Copy out each line of the entries below in which the string "andern" appears.

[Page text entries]
*** Block opens ***
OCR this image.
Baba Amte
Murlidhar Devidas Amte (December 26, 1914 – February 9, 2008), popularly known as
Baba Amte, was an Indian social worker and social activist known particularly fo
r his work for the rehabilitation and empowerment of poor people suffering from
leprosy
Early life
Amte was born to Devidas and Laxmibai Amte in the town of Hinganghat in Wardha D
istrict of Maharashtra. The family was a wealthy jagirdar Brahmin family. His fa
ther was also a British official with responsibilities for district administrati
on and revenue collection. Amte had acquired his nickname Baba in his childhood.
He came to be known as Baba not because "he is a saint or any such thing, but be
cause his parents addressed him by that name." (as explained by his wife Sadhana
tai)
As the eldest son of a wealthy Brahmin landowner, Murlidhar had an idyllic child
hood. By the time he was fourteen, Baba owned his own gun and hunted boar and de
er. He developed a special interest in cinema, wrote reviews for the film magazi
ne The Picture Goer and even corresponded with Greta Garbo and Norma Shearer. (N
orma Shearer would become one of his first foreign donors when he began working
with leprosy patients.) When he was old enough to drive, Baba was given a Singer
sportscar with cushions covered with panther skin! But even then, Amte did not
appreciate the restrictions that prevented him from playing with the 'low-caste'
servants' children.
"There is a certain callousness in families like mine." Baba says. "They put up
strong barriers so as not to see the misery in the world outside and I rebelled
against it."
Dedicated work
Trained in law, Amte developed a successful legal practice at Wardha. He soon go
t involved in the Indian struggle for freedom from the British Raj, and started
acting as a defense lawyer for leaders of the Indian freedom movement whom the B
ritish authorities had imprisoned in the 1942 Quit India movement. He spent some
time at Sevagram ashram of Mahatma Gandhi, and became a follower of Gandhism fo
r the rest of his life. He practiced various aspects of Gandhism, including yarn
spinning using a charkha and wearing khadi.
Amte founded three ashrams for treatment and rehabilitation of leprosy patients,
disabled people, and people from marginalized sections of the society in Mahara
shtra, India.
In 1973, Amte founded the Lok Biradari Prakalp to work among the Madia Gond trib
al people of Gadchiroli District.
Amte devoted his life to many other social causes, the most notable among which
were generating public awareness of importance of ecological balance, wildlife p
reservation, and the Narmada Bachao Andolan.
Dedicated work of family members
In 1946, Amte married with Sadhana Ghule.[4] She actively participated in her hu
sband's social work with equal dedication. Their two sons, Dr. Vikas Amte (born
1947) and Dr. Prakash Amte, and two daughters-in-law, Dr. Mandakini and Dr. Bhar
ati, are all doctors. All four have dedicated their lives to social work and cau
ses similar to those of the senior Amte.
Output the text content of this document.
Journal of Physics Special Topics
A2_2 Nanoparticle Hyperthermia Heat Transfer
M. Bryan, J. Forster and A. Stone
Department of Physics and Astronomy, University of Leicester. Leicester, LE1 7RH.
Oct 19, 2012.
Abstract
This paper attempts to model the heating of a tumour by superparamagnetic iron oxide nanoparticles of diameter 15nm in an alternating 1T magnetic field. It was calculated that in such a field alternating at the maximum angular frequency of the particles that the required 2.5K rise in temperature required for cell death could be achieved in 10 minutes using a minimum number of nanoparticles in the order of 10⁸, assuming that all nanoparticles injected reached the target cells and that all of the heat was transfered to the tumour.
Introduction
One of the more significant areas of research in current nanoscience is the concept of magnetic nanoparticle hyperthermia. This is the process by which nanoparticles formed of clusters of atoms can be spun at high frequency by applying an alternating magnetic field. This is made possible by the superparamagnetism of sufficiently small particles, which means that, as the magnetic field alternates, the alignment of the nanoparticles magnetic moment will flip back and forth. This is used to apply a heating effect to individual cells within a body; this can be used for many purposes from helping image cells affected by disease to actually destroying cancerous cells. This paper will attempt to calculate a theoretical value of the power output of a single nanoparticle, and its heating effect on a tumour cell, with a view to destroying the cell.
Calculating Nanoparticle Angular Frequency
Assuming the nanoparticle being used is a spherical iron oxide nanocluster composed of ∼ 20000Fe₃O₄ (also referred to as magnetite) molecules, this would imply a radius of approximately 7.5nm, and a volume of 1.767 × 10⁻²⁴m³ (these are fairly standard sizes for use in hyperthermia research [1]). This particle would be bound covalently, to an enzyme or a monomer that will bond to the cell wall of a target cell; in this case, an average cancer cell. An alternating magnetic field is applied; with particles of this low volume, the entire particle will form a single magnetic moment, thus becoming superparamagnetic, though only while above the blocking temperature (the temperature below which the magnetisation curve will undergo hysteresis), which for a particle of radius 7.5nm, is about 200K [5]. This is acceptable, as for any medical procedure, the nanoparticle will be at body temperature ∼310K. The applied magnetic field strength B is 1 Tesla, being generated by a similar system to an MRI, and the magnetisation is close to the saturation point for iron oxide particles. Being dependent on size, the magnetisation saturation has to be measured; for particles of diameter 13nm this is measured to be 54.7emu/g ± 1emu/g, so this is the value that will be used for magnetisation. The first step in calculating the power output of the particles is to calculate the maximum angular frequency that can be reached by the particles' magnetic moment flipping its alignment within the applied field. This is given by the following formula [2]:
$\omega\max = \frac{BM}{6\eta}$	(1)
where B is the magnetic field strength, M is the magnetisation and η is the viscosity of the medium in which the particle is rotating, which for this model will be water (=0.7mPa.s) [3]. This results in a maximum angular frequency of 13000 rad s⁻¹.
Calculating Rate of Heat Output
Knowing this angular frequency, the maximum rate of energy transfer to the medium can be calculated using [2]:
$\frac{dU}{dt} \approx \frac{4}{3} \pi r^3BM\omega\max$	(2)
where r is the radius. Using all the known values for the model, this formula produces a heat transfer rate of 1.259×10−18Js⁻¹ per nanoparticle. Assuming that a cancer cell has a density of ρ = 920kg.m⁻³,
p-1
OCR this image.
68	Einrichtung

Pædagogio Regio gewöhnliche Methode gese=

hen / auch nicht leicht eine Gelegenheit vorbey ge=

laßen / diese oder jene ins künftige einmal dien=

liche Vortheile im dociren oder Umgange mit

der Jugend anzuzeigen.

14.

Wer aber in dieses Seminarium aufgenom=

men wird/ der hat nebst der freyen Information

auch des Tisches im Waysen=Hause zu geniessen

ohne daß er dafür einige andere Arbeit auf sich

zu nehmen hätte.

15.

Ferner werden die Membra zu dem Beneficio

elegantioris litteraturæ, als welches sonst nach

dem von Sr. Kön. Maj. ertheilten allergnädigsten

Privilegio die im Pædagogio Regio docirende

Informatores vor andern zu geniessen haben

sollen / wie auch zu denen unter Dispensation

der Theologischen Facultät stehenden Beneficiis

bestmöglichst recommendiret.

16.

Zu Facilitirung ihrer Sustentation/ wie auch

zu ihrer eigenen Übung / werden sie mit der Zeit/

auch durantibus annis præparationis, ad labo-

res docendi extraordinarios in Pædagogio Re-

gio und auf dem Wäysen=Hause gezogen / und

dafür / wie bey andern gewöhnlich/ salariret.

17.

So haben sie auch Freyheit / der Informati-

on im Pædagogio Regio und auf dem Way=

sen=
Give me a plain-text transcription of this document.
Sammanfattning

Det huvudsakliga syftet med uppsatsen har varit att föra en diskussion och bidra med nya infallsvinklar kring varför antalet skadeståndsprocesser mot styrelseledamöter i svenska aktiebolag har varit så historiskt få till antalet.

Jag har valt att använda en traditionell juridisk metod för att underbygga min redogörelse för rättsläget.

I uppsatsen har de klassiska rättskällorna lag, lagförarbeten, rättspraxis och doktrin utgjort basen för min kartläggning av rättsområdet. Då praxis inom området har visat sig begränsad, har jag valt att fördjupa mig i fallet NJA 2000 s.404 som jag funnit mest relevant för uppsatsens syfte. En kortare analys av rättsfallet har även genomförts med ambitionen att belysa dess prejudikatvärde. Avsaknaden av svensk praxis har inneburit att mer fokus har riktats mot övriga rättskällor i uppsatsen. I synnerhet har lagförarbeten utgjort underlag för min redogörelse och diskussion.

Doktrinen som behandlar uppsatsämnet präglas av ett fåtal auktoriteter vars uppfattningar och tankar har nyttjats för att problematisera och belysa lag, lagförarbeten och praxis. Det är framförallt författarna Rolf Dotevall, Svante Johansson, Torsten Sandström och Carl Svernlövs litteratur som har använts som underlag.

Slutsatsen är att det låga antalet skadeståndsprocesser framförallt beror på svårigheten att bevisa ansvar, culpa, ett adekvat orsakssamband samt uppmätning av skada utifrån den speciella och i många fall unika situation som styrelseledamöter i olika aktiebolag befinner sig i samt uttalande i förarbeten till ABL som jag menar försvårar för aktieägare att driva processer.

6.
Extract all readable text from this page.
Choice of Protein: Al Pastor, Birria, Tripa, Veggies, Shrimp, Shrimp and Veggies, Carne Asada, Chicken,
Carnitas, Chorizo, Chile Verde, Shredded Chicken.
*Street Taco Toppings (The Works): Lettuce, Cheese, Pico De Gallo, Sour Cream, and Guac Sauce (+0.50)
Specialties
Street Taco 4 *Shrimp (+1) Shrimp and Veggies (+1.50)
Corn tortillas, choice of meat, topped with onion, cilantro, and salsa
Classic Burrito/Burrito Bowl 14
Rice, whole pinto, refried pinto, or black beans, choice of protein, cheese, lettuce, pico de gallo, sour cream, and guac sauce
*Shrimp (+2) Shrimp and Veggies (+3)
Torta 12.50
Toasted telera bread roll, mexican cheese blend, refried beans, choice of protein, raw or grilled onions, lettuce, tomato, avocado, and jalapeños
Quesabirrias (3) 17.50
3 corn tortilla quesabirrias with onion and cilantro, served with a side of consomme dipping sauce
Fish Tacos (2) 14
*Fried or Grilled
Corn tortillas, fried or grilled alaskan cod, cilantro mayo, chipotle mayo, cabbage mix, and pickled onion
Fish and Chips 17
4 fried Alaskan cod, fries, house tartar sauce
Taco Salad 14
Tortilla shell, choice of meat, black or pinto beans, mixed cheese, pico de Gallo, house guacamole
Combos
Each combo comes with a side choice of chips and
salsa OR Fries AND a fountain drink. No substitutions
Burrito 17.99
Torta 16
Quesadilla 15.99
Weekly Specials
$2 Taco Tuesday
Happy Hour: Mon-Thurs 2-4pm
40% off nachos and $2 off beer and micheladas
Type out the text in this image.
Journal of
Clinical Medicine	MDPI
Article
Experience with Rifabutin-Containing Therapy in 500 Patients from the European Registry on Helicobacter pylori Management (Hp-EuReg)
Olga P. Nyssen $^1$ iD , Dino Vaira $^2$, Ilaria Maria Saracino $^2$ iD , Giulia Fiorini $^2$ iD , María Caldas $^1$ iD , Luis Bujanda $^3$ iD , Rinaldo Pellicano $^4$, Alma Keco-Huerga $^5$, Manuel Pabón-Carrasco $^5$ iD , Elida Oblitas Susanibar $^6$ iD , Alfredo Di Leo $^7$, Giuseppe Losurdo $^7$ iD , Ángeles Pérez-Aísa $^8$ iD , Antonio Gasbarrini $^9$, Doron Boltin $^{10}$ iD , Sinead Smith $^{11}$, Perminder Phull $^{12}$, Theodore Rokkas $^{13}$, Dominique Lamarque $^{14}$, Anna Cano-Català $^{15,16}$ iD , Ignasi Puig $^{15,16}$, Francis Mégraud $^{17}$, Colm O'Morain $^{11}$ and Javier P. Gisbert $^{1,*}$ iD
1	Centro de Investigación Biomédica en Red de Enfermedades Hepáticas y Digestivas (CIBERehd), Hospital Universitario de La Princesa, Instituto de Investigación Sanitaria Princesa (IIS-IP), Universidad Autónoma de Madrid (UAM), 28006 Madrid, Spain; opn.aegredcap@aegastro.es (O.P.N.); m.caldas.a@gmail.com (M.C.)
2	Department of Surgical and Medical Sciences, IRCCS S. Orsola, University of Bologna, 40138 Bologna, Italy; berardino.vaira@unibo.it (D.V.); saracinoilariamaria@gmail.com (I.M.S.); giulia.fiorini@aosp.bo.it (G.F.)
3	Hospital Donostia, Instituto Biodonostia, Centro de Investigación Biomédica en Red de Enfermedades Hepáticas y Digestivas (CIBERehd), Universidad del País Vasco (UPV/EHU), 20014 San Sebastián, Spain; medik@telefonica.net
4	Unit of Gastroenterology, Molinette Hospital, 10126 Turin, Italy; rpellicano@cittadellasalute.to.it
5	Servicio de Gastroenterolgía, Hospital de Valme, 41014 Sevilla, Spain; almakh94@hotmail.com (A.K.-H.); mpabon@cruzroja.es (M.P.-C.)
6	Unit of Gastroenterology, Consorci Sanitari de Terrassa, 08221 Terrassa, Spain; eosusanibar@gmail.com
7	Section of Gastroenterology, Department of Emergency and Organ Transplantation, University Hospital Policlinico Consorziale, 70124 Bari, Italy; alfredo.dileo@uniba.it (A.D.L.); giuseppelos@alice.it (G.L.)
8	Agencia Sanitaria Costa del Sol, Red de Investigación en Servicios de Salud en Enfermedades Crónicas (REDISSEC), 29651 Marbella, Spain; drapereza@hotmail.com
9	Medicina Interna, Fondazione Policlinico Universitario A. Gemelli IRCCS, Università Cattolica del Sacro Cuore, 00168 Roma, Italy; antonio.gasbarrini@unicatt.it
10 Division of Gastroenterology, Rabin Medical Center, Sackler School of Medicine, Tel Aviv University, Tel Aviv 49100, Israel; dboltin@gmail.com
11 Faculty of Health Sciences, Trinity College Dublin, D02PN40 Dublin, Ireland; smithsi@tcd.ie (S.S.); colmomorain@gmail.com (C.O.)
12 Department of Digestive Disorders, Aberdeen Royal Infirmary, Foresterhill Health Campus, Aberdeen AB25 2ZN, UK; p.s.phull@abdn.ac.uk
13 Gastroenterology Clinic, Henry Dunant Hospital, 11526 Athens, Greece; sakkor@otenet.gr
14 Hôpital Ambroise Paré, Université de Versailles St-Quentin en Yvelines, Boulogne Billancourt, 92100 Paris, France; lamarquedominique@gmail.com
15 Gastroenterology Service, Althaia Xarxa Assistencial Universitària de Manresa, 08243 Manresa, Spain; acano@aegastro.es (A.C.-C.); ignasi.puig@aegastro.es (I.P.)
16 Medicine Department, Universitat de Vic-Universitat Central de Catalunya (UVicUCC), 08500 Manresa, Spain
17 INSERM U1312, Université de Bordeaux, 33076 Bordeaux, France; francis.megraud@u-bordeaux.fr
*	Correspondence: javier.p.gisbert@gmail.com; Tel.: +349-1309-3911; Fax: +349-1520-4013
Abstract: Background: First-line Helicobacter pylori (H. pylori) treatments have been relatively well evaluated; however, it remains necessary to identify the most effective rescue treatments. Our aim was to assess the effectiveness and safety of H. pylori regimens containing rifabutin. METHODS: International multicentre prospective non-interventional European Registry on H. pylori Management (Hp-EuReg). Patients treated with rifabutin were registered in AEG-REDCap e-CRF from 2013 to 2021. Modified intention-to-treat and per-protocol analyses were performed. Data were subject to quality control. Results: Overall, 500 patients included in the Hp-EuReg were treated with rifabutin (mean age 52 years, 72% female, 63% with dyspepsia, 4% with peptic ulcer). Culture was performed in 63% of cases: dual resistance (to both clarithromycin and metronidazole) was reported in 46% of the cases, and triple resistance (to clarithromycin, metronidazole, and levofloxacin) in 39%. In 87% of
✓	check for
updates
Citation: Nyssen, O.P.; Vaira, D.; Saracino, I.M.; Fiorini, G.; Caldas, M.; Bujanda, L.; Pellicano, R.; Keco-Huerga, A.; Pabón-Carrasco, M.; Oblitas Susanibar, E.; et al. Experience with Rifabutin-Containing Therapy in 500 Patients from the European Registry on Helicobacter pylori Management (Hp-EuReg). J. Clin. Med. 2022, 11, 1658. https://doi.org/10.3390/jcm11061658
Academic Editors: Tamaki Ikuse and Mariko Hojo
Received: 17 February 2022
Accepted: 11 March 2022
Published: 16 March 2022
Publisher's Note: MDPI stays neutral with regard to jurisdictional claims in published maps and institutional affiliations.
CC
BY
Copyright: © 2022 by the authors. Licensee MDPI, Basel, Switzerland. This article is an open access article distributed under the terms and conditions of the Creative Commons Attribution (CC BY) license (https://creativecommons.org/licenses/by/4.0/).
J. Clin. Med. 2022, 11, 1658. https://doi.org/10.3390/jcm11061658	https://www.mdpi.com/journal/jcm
*** Block closes ***
COMPLETED EXERCISE =
Informatores vor andern zu geniessen haben
dafür / wie bey andern gewöhnlich/ salariret.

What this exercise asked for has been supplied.